● **Written exercise**: Your task is to transcribe all of the data below exactly, omitting the images.

● **Supplied data**:
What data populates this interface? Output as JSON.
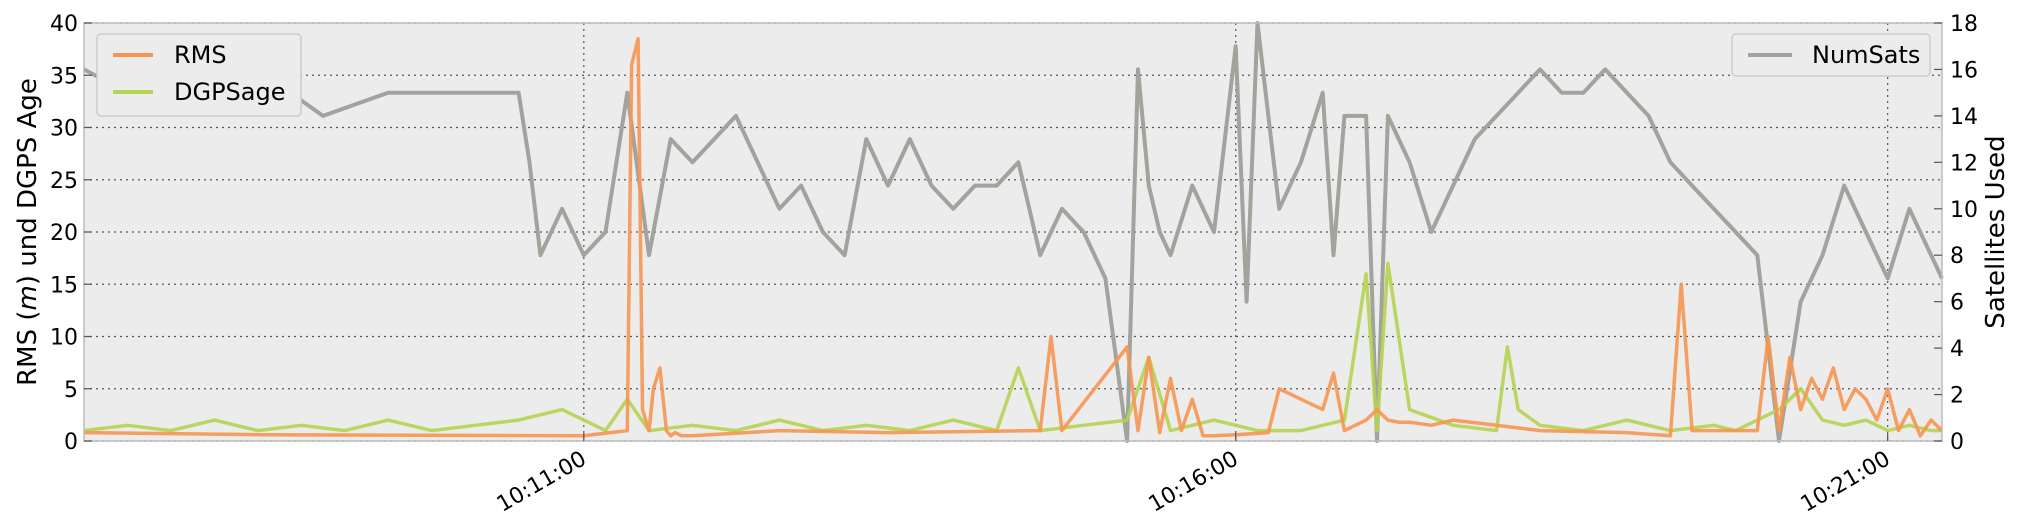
{
  "chart_data": {
    "type": "line",
    "title": "",
    "xlabel": "",
    "ylabel_left": "RMS (m) und DGPS Age",
    "ylabel_left_parts": [
      "RMS (",
      "m",
      ") und DGPS Age"
    ],
    "ylabel_right": "Satellites Used",
    "x_unit": "time of day (hh:mm:ss)",
    "xlim": [
      "10:07:10",
      "10:21:25"
    ],
    "ylim_left": [
      0,
      40
    ],
    "ylim_right": [
      0,
      18
    ],
    "yticks_left": [
      "0",
      "5",
      "10",
      "15",
      "20",
      "25",
      "30",
      "35",
      "40"
    ],
    "yticks_right": [
      "0",
      "2",
      "4",
      "6",
      "8",
      "10",
      "12",
      "14",
      "16",
      "18"
    ],
    "xticks": [
      "10:11:00",
      "10:16:00",
      "10:21:00"
    ],
    "grid": true,
    "legend_left": {
      "placement": "top-left",
      "entries": [
        "RMS",
        "DGPSage"
      ]
    },
    "legend_right": {
      "placement": "top-right",
      "entries": [
        "NumSats"
      ]
    },
    "colors": {
      "RMS": "#f79552",
      "DGPSage": "#b5d452",
      "NumSats": "#a3a39d",
      "background": "#ececec"
    },
    "series": [
      {
        "name": "RMS",
        "axis": "left",
        "x": [
          "10:07:10",
          "10:08:30",
          "10:11:00",
          "10:11:20",
          "10:11:22",
          "10:11:25",
          "10:11:27",
          "10:11:30",
          "10:11:32",
          "10:11:35",
          "10:11:38",
          "10:11:40",
          "10:11:42",
          "10:11:45",
          "10:11:48",
          "10:11:50",
          "10:12:30",
          "10:13:20",
          "10:14:30",
          "10:14:35",
          "10:14:40",
          "10:15:10",
          "10:15:15",
          "10:15:20",
          "10:15:25",
          "10:15:30",
          "10:15:35",
          "10:15:40",
          "10:15:45",
          "10:15:50",
          "10:16:00",
          "10:16:15",
          "10:16:20",
          "10:16:40",
          "10:16:45",
          "10:16:50",
          "10:17:00",
          "10:17:05",
          "10:17:10",
          "10:17:15",
          "10:17:20",
          "10:17:30",
          "10:17:40",
          "10:18:00",
          "10:18:20",
          "10:19:00",
          "10:19:20",
          "10:19:25",
          "10:19:30",
          "10:20:00",
          "10:20:05",
          "10:20:10",
          "10:20:15",
          "10:20:20",
          "10:20:25",
          "10:20:30",
          "10:20:35",
          "10:20:40",
          "10:20:45",
          "10:20:50",
          "10:20:55",
          "10:21:00",
          "10:21:05",
          "10:21:10",
          "10:21:15",
          "10:21:20",
          "10:21:25"
        ],
        "y": [
          0.8,
          0.6,
          0.5,
          1,
          36,
          38.5,
          3,
          1,
          5,
          7,
          1,
          0.5,
          0.8,
          0.5,
          0.5,
          0.5,
          1,
          0.8,
          1,
          10,
          1,
          9,
          1,
          8,
          0.8,
          6,
          1,
          4,
          0.5,
          0.5,
          0.6,
          0.8,
          5,
          3,
          6.5,
          1,
          2,
          3,
          2,
          1.8,
          1.8,
          1.5,
          2,
          1.5,
          1,
          0.8,
          0.5,
          15,
          1,
          1,
          10,
          1,
          8,
          3,
          6,
          4,
          7,
          3,
          5,
          4,
          2,
          5,
          1,
          3,
          0.5,
          2,
          1
        ]
      },
      {
        "name": "DGPSage",
        "axis": "left",
        "x": [
          "10:07:10",
          "10:07:30",
          "10:07:50",
          "10:08:10",
          "10:08:30",
          "10:08:50",
          "10:09:10",
          "10:09:30",
          "10:09:50",
          "10:10:10",
          "10:10:30",
          "10:10:50",
          "10:11:10",
          "10:11:20",
          "10:11:30",
          "10:11:50",
          "10:12:10",
          "10:12:30",
          "10:12:50",
          "10:13:10",
          "10:13:30",
          "10:13:50",
          "10:14:10",
          "10:14:20",
          "10:14:30",
          "10:14:50",
          "10:15:10",
          "10:15:20",
          "10:15:30",
          "10:15:50",
          "10:16:10",
          "10:16:30",
          "10:16:50",
          "10:17:00",
          "10:17:05",
          "10:17:10",
          "10:17:20",
          "10:17:40",
          "10:18:00",
          "10:18:05",
          "10:18:10",
          "10:18:20",
          "10:18:40",
          "10:19:00",
          "10:19:20",
          "10:19:40",
          "10:19:50",
          "10:20:00",
          "10:20:10",
          "10:20:20",
          "10:20:30",
          "10:20:40",
          "10:20:50",
          "10:21:00",
          "10:21:10",
          "10:21:20",
          "10:21:25"
        ],
        "y": [
          1,
          1.5,
          1,
          2,
          1,
          1.5,
          1,
          2,
          1,
          1.5,
          2,
          3,
          1,
          4,
          1,
          1.5,
          1,
          2,
          1,
          1.5,
          1,
          2,
          1,
          7,
          1,
          1.5,
          2,
          8,
          1,
          2,
          1,
          1,
          2,
          16,
          1,
          17,
          3,
          1.5,
          1,
          9,
          3,
          1.5,
          1,
          2,
          1,
          1.5,
          1,
          2,
          3,
          5,
          2,
          1.5,
          2,
          1,
          1.5,
          1,
          1
        ]
      },
      {
        "name": "NumSats",
        "axis": "right",
        "x": [
          "10:07:10",
          "10:07:30",
          "10:08:00",
          "10:08:30",
          "10:09:00",
          "10:09:30",
          "10:10:00",
          "10:10:30",
          "10:10:35",
          "10:10:40",
          "10:10:50",
          "10:11:00",
          "10:11:10",
          "10:11:20",
          "10:11:30",
          "10:11:40",
          "10:11:50",
          "10:12:00",
          "10:12:10",
          "10:12:20",
          "10:12:30",
          "10:12:40",
          "10:12:50",
          "10:13:00",
          "10:13:10",
          "10:13:20",
          "10:13:30",
          "10:13:40",
          "10:13:50",
          "10:14:00",
          "10:14:10",
          "10:14:20",
          "10:14:30",
          "10:14:40",
          "10:14:50",
          "10:15:00",
          "10:15:10",
          "10:15:15",
          "10:15:20",
          "10:15:25",
          "10:15:30",
          "10:15:40",
          "10:15:50",
          "10:16:00",
          "10:16:05",
          "10:16:10",
          "10:16:20",
          "10:16:30",
          "10:16:40",
          "10:16:45",
          "10:16:50",
          "10:17:00",
          "10:17:05",
          "10:17:10",
          "10:17:20",
          "10:17:30",
          "10:17:40",
          "10:17:50",
          "10:18:00",
          "10:18:10",
          "10:18:20",
          "10:18:30",
          "10:18:40",
          "10:18:50",
          "10:19:00",
          "10:19:10",
          "10:19:20",
          "10:19:30",
          "10:19:40",
          "10:19:50",
          "10:20:00",
          "10:20:10",
          "10:20:20",
          "10:20:30",
          "10:20:40",
          "10:20:50",
          "10:21:00",
          "10:21:10",
          "10:21:20",
          "10:21:25"
        ],
        "y": [
          16,
          15,
          16,
          16,
          14,
          15,
          15,
          15,
          12,
          8,
          10,
          8,
          9,
          15,
          8,
          13,
          12,
          13,
          14,
          12,
          10,
          11,
          9,
          8,
          13,
          11,
          13,
          11,
          10,
          11,
          11,
          12,
          8,
          10,
          9,
          7,
          0,
          16,
          11,
          9,
          8,
          11,
          9,
          17,
          6,
          18,
          10,
          12,
          15,
          8,
          14,
          14,
          0,
          14,
          12,
          9,
          11,
          13,
          14,
          15,
          16,
          15,
          15,
          16,
          15,
          14,
          12,
          11,
          10,
          9,
          8,
          0,
          6,
          8,
          11,
          9,
          7,
          10,
          8,
          7
        ]
      }
    ]
  }
}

● **Response**:
What data populates this interface? Output as JSON.
{
  "chart_data": {
    "type": "line",
    "title": "",
    "xlabel": "",
    "ylabel_left": "RMS (m) und DGPS Age",
    "ylabel_left_parts": [
      "RMS (",
      "m",
      ") und DGPS Age"
    ],
    "ylabel_right": "Satellites Used",
    "x_unit": "time of day (hh:mm:ss)",
    "xlim": [
      "10:07:10",
      "10:21:25"
    ],
    "ylim_left": [
      0,
      40
    ],
    "ylim_right": [
      0,
      18
    ],
    "yticks_left": [
      "0",
      "5",
      "10",
      "15",
      "20",
      "25",
      "30",
      "35",
      "40"
    ],
    "yticks_right": [
      "0",
      "2",
      "4",
      "6",
      "8",
      "10",
      "12",
      "14",
      "16",
      "18"
    ],
    "xticks": [
      "10:11:00",
      "10:16:00",
      "10:21:00"
    ],
    "grid": true,
    "legend_left": {
      "placement": "top-left",
      "entries": [
        "RMS",
        "DGPSage"
      ]
    },
    "legend_right": {
      "placement": "top-right",
      "entries": [
        "NumSats"
      ]
    },
    "colors": {
      "RMS": "#f79552",
      "DGPSage": "#b5d452",
      "NumSats": "#a3a39d",
      "background": "#ececec"
    },
    "series": [
      {
        "name": "RMS",
        "axis": "left",
        "x": [
          "10:07:10",
          "10:08:30",
          "10:11:00",
          "10:11:20",
          "10:11:22",
          "10:11:25",
          "10:11:27",
          "10:11:30",
          "10:11:32",
          "10:11:35",
          "10:11:38",
          "10:11:40",
          "10:11:42",
          "10:11:45",
          "10:11:48",
          "10:11:50",
          "10:12:30",
          "10:13:20",
          "10:14:30",
          "10:14:35",
          "10:14:40",
          "10:15:10",
          "10:15:15",
          "10:15:20",
          "10:15:25",
          "10:15:30",
          "10:15:35",
          "10:15:40",
          "10:15:45",
          "10:15:50",
          "10:16:00",
          "10:16:15",
          "10:16:20",
          "10:16:40",
          "10:16:45",
          "10:16:50",
          "10:17:00",
          "10:17:05",
          "10:17:10",
          "10:17:15",
          "10:17:20",
          "10:17:30",
          "10:17:40",
          "10:18:00",
          "10:18:20",
          "10:19:00",
          "10:19:20",
          "10:19:25",
          "10:19:30",
          "10:20:00",
          "10:20:05",
          "10:20:10",
          "10:20:15",
          "10:20:20",
          "10:20:25",
          "10:20:30",
          "10:20:35",
          "10:20:40",
          "10:20:45",
          "10:20:50",
          "10:20:55",
          "10:21:00",
          "10:21:05",
          "10:21:10",
          "10:21:15",
          "10:21:20",
          "10:21:25"
        ],
        "y": [
          0.8,
          0.6,
          0.5,
          1,
          36,
          38.5,
          3,
          1,
          5,
          7,
          1,
          0.5,
          0.8,
          0.5,
          0.5,
          0.5,
          1,
          0.8,
          1,
          10,
          1,
          9,
          1,
          8,
          0.8,
          6,
          1,
          4,
          0.5,
          0.5,
          0.6,
          0.8,
          5,
          3,
          6.5,
          1,
          2,
          3,
          2,
          1.8,
          1.8,
          1.5,
          2,
          1.5,
          1,
          0.8,
          0.5,
          15,
          1,
          1,
          10,
          1,
          8,
          3,
          6,
          4,
          7,
          3,
          5,
          4,
          2,
          5,
          1,
          3,
          0.5,
          2,
          1
        ]
      },
      {
        "name": "DGPSage",
        "axis": "left",
        "x": [
          "10:07:10",
          "10:07:30",
          "10:07:50",
          "10:08:10",
          "10:08:30",
          "10:08:50",
          "10:09:10",
          "10:09:30",
          "10:09:50",
          "10:10:10",
          "10:10:30",
          "10:10:50",
          "10:11:10",
          "10:11:20",
          "10:11:30",
          "10:11:50",
          "10:12:10",
          "10:12:30",
          "10:12:50",
          "10:13:10",
          "10:13:30",
          "10:13:50",
          "10:14:10",
          "10:14:20",
          "10:14:30",
          "10:14:50",
          "10:15:10",
          "10:15:20",
          "10:15:30",
          "10:15:50",
          "10:16:10",
          "10:16:30",
          "10:16:50",
          "10:17:00",
          "10:17:05",
          "10:17:10",
          "10:17:20",
          "10:17:40",
          "10:18:00",
          "10:18:05",
          "10:18:10",
          "10:18:20",
          "10:18:40",
          "10:19:00",
          "10:19:20",
          "10:19:40",
          "10:19:50",
          "10:20:00",
          "10:20:10",
          "10:20:20",
          "10:20:30",
          "10:20:40",
          "10:20:50",
          "10:21:00",
          "10:21:10",
          "10:21:20",
          "10:21:25"
        ],
        "y": [
          1,
          1.5,
          1,
          2,
          1,
          1.5,
          1,
          2,
          1,
          1.5,
          2,
          3,
          1,
          4,
          1,
          1.5,
          1,
          2,
          1,
          1.5,
          1,
          2,
          1,
          7,
          1,
          1.5,
          2,
          8,
          1,
          2,
          1,
          1,
          2,
          16,
          1,
          17,
          3,
          1.5,
          1,
          9,
          3,
          1.5,
          1,
          2,
          1,
          1.5,
          1,
          2,
          3,
          5,
          2,
          1.5,
          2,
          1,
          1.5,
          1,
          1
        ]
      },
      {
        "name": "NumSats",
        "axis": "right",
        "x": [
          "10:07:10",
          "10:07:30",
          "10:08:00",
          "10:08:30",
          "10:09:00",
          "10:09:30",
          "10:10:00",
          "10:10:30",
          "10:10:35",
          "10:10:40",
          "10:10:50",
          "10:11:00",
          "10:11:10",
          "10:11:20",
          "10:11:30",
          "10:11:40",
          "10:11:50",
          "10:12:00",
          "10:12:10",
          "10:12:20",
          "10:12:30",
          "10:12:40",
          "10:12:50",
          "10:13:00",
          "10:13:10",
          "10:13:20",
          "10:13:30",
          "10:13:40",
          "10:13:50",
          "10:14:00",
          "10:14:10",
          "10:14:20",
          "10:14:30",
          "10:14:40",
          "10:14:50",
          "10:15:00",
          "10:15:10",
          "10:15:15",
          "10:15:20",
          "10:15:25",
          "10:15:30",
          "10:15:40",
          "10:15:50",
          "10:16:00",
          "10:16:05",
          "10:16:10",
          "10:16:20",
          "10:16:30",
          "10:16:40",
          "10:16:45",
          "10:16:50",
          "10:17:00",
          "10:17:05",
          "10:17:10",
          "10:17:20",
          "10:17:30",
          "10:17:40",
          "10:17:50",
          "10:18:00",
          "10:18:10",
          "10:18:20",
          "10:18:30",
          "10:18:40",
          "10:18:50",
          "10:19:00",
          "10:19:10",
          "10:19:20",
          "10:19:30",
          "10:19:40",
          "10:19:50",
          "10:20:00",
          "10:20:10",
          "10:20:20",
          "10:20:30",
          "10:20:40",
          "10:20:50",
          "10:21:00",
          "10:21:10",
          "10:21:20",
          "10:21:25"
        ],
        "y": [
          16,
          15,
          16,
          16,
          14,
          15,
          15,
          15,
          12,
          8,
          10,
          8,
          9,
          15,
          8,
          13,
          12,
          13,
          14,
          12,
          10,
          11,
          9,
          8,
          13,
          11,
          13,
          11,
          10,
          11,
          11,
          12,
          8,
          10,
          9,
          7,
          0,
          16,
          11,
          9,
          8,
          11,
          9,
          17,
          6,
          18,
          10,
          12,
          15,
          8,
          14,
          14,
          0,
          14,
          12,
          9,
          11,
          13,
          14,
          15,
          16,
          15,
          15,
          16,
          15,
          14,
          12,
          11,
          10,
          9,
          8,
          0,
          6,
          8,
          11,
          9,
          7,
          10,
          8,
          7
        ]
      }
    ]
  }
}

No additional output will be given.